== TASK ==
Edit the listing below so that every "Contact us" becomes "Contact", keeping everything else the same.

=== ENTRIES PROVIDED ===

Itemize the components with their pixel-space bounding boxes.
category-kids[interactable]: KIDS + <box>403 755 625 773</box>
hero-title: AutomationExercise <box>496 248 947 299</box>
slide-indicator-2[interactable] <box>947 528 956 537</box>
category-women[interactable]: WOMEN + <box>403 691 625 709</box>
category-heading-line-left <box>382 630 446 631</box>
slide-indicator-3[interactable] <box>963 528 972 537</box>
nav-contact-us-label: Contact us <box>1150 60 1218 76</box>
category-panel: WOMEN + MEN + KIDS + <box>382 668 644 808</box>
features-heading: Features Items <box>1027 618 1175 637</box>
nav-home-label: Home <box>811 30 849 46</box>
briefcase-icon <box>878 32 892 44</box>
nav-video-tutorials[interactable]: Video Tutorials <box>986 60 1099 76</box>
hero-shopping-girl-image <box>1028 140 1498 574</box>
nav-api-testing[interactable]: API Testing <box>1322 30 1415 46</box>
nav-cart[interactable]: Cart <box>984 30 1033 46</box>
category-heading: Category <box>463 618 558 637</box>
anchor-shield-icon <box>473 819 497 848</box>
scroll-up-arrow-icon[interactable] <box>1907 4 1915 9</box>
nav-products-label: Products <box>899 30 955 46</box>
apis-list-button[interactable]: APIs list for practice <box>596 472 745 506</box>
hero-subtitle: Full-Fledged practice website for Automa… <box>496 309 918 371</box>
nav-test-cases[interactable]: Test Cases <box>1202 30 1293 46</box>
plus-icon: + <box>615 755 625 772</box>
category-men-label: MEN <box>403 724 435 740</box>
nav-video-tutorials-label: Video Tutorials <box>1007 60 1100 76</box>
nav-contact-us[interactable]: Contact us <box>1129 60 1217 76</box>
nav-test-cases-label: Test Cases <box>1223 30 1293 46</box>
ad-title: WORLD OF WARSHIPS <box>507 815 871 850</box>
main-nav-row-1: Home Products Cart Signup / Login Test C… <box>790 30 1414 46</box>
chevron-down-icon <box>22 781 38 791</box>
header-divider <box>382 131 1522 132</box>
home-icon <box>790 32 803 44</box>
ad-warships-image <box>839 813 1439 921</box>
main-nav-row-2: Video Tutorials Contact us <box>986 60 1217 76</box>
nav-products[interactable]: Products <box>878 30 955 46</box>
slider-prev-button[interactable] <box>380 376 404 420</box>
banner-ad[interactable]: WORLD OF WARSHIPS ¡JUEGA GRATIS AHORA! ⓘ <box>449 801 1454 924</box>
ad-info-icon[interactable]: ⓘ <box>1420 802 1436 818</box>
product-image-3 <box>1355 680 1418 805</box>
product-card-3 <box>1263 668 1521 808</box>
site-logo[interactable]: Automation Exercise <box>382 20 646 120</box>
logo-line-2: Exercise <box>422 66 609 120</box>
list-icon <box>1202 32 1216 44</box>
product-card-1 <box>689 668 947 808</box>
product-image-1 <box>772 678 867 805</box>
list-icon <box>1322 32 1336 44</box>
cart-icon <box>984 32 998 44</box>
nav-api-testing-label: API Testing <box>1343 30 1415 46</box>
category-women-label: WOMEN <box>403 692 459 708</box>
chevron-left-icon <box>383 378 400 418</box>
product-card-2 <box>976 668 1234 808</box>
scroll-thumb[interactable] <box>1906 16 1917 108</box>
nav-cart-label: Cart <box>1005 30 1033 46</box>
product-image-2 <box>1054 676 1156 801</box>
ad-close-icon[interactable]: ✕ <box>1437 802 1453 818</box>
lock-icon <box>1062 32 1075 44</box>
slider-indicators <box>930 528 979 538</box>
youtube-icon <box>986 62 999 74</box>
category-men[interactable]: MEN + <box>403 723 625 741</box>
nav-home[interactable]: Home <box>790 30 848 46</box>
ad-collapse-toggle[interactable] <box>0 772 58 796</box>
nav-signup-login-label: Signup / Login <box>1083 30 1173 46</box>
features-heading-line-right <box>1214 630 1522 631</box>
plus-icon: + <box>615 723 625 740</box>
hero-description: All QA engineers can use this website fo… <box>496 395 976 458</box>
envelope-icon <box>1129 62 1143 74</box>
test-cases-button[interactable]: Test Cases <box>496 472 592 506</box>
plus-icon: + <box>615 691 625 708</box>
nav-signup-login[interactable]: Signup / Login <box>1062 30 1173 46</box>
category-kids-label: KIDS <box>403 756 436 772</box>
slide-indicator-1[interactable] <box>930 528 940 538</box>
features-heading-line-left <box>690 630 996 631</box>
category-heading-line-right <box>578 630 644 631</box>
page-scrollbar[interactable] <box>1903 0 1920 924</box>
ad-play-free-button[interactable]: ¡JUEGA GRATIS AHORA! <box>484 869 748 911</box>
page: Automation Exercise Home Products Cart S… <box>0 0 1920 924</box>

===

== SOLUTION TO THIS TASK ==
Itemize the components with their pixel-space bounding boxes.
category-kids[interactable]: KIDS + <box>403 755 625 773</box>
hero-title: AutomationExercise <box>496 248 947 299</box>
slide-indicator-2[interactable] <box>947 528 956 537</box>
category-women[interactable]: WOMEN + <box>403 691 625 709</box>
category-heading-line-left <box>382 630 446 631</box>
slide-indicator-3[interactable] <box>963 528 972 537</box>
nav-contact-us-label: Contact <box>1150 60 1218 76</box>
category-panel: WOMEN + MEN + KIDS + <box>382 668 644 808</box>
features-heading: Features Items <box>1027 618 1175 637</box>
nav-home-label: Home <box>811 30 849 46</box>
briefcase-icon <box>878 32 892 44</box>
nav-video-tutorials[interactable]: Video Tutorials <box>986 60 1099 76</box>
hero-shopping-girl-image <box>1028 140 1498 574</box>
nav-api-testing[interactable]: API Testing <box>1322 30 1415 46</box>
nav-cart[interactable]: Cart <box>984 30 1033 46</box>
category-heading: Category <box>463 618 558 637</box>
anchor-shield-icon <box>473 819 497 848</box>
scroll-up-arrow-icon[interactable] <box>1907 4 1915 9</box>
nav-products-label: Products <box>899 30 955 46</box>
apis-list-button[interactable]: APIs list for practice <box>596 472 745 506</box>
hero-subtitle: Full-Fledged practice website for Automa… <box>496 309 918 371</box>
nav-test-cases[interactable]: Test Cases <box>1202 30 1293 46</box>
plus-icon: + <box>615 755 625 772</box>
category-men-label: MEN <box>403 724 435 740</box>
nav-video-tutorials-label: Video Tutorials <box>1007 60 1100 76</box>
nav-contact-us[interactable]: Contact <box>1129 60 1217 76</box>
nav-test-cases-label: Test Cases <box>1223 30 1293 46</box>
ad-title: WORLD OF WARSHIPS <box>507 815 871 850</box>
main-nav-row-1: Home Products Cart Signup / Login Test C… <box>790 30 1414 46</box>
chevron-down-icon <box>22 781 38 791</box>
header-divider <box>382 131 1522 132</box>
home-icon <box>790 32 803 44</box>
ad-warships-image <box>839 813 1439 921</box>
main-nav-row-2: Video Tutorials Contact <box>986 60 1217 76</box>
nav-products[interactable]: Products <box>878 30 955 46</box>
slider-prev-button[interactable] <box>380 376 404 420</box>
banner-ad[interactable]: WORLD OF WARSHIPS ¡JUEGA GRATIS AHORA! ⓘ <box>449 801 1454 924</box>
ad-info-icon[interactable]: ⓘ <box>1420 802 1436 818</box>
product-image-3 <box>1355 680 1418 805</box>
product-card-3 <box>1263 668 1521 808</box>
site-logo[interactable]: Automation Exercise <box>382 20 646 120</box>
logo-line-2: Exercise <box>422 66 609 120</box>
list-icon <box>1202 32 1216 44</box>
product-card-1 <box>689 668 947 808</box>
product-image-1 <box>772 678 867 805</box>
list-icon <box>1322 32 1336 44</box>
cart-icon <box>984 32 998 44</box>
nav-api-testing-label: API Testing <box>1343 30 1415 46</box>
category-women-label: WOMEN <box>403 692 459 708</box>
chevron-left-icon <box>383 378 400 418</box>
product-card-2 <box>976 668 1234 808</box>
scroll-thumb[interactable] <box>1906 16 1917 108</box>
nav-cart-label: Cart <box>1005 30 1033 46</box>
product-image-2 <box>1054 676 1156 801</box>
ad-close-icon[interactable]: ✕ <box>1437 802 1453 818</box>
lock-icon <box>1062 32 1075 44</box>
slider-indicators <box>930 528 979 538</box>
youtube-icon <box>986 62 999 74</box>
category-men[interactable]: MEN + <box>403 723 625 741</box>
nav-home[interactable]: Home <box>790 30 848 46</box>
ad-collapse-toggle[interactable] <box>0 772 58 796</box>
nav-signup-login-label: Signup / Login <box>1083 30 1173 46</box>
features-heading-line-right <box>1214 630 1522 631</box>
plus-icon: + <box>615 723 625 740</box>
hero-description: All QA engineers can use this website fo… <box>496 395 976 458</box>
envelope-icon <box>1129 62 1143 74</box>
test-cases-button[interactable]: Test Cases <box>496 472 592 506</box>
plus-icon: + <box>615 691 625 708</box>
nav-signup-login[interactable]: Signup / Login <box>1062 30 1173 46</box>
category-kids-label: KIDS <box>403 756 436 772</box>
slide-indicator-1[interactable] <box>930 528 940 538</box>
features-heading-line-left <box>690 630 996 631</box>
category-heading-line-right <box>578 630 644 631</box>
page-scrollbar[interactable] <box>1903 0 1920 924</box>
ad-play-free-button[interactable]: ¡JUEGA GRATIS AHORA! <box>484 869 748 911</box>
page: Automation Exercise Home Products Cart S… <box>0 0 1920 924</box>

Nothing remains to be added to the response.